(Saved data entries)
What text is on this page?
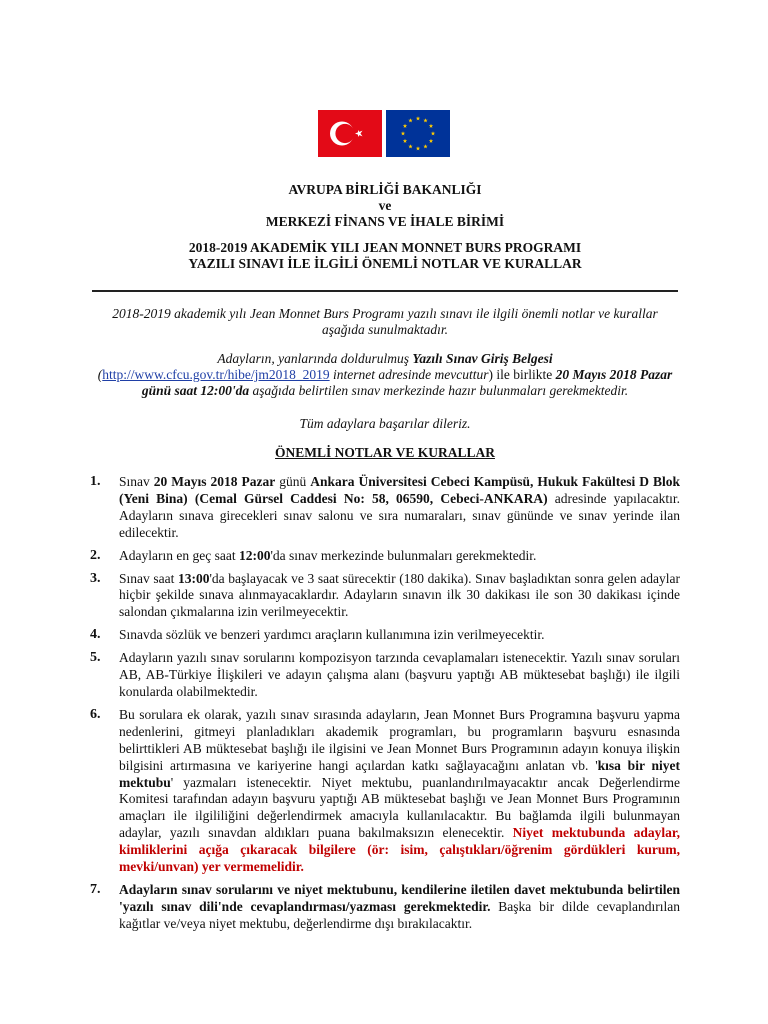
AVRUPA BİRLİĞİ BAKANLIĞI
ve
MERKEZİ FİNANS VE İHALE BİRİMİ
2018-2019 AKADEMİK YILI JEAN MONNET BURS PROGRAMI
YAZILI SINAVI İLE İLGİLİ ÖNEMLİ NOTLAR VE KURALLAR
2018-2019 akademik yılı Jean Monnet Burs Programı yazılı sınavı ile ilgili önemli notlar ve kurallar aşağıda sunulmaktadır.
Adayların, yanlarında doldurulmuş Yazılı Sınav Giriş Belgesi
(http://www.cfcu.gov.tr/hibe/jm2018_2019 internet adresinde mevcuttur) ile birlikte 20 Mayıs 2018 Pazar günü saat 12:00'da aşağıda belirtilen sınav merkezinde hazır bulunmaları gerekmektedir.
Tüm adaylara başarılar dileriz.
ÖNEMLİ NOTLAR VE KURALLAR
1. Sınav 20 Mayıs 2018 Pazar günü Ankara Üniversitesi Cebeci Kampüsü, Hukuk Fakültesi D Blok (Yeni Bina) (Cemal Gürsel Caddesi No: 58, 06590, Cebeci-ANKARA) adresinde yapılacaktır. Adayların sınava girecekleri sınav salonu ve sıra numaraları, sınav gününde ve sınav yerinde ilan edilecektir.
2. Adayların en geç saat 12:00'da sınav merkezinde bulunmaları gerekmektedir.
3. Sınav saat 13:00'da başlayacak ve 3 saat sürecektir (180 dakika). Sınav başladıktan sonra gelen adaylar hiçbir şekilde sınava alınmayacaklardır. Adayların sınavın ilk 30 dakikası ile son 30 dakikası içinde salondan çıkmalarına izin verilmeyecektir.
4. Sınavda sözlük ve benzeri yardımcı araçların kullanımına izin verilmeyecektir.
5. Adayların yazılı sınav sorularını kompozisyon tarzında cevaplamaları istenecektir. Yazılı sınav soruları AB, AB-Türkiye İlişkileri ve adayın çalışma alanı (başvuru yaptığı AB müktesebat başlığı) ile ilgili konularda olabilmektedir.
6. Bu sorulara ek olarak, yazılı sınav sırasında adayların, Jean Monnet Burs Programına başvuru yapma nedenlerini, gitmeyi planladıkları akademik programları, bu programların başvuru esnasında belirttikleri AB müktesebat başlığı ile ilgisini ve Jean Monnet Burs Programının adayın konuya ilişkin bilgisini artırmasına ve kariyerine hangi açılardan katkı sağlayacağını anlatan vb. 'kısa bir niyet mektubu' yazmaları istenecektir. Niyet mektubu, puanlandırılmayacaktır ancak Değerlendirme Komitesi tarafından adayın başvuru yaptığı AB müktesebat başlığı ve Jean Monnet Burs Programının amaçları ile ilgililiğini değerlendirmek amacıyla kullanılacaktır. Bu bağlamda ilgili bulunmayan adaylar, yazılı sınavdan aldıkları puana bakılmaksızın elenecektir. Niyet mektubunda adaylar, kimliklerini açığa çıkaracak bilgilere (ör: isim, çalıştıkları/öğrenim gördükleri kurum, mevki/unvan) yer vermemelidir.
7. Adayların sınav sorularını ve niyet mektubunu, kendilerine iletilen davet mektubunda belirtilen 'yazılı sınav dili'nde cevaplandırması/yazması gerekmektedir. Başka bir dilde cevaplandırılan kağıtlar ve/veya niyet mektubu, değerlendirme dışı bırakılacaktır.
==
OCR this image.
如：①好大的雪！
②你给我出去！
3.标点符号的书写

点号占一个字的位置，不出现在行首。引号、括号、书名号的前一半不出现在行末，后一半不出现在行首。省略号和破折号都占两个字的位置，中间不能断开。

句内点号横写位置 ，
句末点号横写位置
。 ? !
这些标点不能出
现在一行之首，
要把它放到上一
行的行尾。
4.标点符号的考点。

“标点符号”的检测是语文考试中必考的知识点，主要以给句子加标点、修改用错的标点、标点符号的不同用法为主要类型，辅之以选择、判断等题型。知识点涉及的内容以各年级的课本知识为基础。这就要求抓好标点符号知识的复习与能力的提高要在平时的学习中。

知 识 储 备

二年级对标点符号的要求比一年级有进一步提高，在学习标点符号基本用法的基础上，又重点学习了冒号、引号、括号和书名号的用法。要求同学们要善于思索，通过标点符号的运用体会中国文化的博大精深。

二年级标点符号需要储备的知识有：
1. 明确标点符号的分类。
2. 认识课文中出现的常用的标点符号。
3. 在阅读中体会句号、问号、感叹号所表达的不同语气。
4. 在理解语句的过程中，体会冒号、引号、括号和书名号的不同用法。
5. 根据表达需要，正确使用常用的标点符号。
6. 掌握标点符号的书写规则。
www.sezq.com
* * *
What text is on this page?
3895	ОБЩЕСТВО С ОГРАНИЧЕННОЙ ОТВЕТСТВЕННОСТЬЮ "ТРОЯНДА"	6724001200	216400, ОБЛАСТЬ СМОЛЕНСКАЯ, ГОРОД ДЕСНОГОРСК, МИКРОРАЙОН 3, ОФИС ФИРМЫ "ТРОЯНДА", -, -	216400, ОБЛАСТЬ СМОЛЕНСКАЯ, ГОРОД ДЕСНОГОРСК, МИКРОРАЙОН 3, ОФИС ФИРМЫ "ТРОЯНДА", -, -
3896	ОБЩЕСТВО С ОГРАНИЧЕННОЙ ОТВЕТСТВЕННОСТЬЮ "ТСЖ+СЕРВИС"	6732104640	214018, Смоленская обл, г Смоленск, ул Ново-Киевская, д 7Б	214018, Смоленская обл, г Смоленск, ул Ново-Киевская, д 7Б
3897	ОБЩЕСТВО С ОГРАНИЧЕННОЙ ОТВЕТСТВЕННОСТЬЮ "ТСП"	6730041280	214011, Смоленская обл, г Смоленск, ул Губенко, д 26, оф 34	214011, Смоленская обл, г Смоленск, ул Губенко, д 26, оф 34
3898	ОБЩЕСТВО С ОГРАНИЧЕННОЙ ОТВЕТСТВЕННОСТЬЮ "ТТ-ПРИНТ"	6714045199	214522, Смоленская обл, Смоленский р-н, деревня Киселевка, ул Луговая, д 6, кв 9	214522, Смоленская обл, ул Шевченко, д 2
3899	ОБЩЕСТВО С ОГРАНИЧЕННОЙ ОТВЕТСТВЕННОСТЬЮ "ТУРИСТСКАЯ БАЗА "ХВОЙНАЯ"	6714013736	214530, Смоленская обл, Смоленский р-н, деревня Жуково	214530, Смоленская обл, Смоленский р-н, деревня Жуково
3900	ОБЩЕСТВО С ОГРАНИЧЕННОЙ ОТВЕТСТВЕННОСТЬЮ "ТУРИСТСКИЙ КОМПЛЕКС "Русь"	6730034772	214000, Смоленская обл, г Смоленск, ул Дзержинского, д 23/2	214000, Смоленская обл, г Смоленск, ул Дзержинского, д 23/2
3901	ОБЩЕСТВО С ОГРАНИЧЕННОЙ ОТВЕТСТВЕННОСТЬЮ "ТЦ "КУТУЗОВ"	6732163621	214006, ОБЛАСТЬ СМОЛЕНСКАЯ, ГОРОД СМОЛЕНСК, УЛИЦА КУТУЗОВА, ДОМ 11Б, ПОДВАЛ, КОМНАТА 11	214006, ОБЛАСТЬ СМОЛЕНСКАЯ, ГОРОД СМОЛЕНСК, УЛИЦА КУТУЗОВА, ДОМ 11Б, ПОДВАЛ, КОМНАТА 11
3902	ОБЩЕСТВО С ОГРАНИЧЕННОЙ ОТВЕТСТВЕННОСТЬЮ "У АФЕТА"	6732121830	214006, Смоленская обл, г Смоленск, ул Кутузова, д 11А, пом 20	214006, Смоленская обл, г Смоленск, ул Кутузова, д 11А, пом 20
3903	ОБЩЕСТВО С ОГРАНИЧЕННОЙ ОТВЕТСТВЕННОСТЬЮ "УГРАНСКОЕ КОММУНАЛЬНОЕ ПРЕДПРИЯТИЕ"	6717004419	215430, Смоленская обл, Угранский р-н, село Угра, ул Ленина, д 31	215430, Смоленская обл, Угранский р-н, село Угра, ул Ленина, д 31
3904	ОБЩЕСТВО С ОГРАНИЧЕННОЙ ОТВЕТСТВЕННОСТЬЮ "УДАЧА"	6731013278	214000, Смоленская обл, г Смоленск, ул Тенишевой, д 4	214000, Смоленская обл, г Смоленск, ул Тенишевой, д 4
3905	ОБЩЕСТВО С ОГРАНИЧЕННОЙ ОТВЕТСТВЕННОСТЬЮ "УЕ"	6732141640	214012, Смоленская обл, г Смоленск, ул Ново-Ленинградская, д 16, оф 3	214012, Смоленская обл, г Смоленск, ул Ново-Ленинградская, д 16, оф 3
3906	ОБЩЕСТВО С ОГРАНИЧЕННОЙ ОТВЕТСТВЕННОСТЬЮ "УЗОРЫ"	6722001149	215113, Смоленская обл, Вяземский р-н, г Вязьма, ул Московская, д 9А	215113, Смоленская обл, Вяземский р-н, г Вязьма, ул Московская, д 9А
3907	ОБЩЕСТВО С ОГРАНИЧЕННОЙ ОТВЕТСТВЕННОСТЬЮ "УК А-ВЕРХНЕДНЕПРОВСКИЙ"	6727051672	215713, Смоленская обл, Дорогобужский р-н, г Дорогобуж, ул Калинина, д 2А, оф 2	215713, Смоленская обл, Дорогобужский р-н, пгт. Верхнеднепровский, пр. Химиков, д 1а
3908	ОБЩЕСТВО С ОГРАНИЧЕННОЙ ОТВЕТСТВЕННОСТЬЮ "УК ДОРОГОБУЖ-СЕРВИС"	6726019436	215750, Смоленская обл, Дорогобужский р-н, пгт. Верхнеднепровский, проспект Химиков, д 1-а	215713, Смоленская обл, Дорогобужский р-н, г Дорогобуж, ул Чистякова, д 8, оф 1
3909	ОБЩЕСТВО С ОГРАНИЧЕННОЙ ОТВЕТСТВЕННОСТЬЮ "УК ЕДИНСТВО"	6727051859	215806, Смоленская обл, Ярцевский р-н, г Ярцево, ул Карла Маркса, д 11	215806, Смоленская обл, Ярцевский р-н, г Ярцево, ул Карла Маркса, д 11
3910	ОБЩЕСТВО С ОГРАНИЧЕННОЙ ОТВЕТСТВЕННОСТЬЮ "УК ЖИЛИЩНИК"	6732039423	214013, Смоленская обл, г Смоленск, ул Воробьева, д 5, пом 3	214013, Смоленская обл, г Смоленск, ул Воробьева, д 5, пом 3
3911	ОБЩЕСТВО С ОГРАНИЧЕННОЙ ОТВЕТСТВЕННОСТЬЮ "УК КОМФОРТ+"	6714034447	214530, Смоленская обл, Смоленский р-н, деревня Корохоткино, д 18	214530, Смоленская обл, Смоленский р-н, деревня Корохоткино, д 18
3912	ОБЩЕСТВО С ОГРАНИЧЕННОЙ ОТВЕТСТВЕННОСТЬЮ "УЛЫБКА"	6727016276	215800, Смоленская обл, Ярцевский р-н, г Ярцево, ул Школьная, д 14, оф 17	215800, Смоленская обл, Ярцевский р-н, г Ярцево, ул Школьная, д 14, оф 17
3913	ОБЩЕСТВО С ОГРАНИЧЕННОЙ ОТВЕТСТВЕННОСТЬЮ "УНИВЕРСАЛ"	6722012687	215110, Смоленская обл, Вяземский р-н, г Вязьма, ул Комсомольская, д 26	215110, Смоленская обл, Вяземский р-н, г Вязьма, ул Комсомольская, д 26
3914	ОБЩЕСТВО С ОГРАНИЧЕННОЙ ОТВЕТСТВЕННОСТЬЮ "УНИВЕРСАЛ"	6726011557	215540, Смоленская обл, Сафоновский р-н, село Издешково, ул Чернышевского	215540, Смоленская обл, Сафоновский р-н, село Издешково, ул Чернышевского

### [Job]
Find the word "Вязьма" in the material, then list each line that holds it.

### [Correct output]
3906	ОБЩЕСТВО С ОГРАНИЧЕННОЙ ОТВЕТСТВЕННОСТЬЮ "УЗОРЫ"	6722001149	215113, Смоленская обл, Вяземский р-н, г Вязьма, ул Московская, д 9А	215113, Смоленская обл, Вяземский р-н, г Вязьма, ул Московская, д 9А
3913	ОБЩЕСТВО С ОГРАНИЧЕННОЙ ОТВЕТСТВЕННОСТЬЮ "УНИВЕРСАЛ"	6722012687	215110, Смоленская обл, Вяземский р-н, г Вязьма, ул Комсомольская, д 26	215110, Смоленская обл, Вяземский р-н, г Вязьма, ул Комсомольская, д 26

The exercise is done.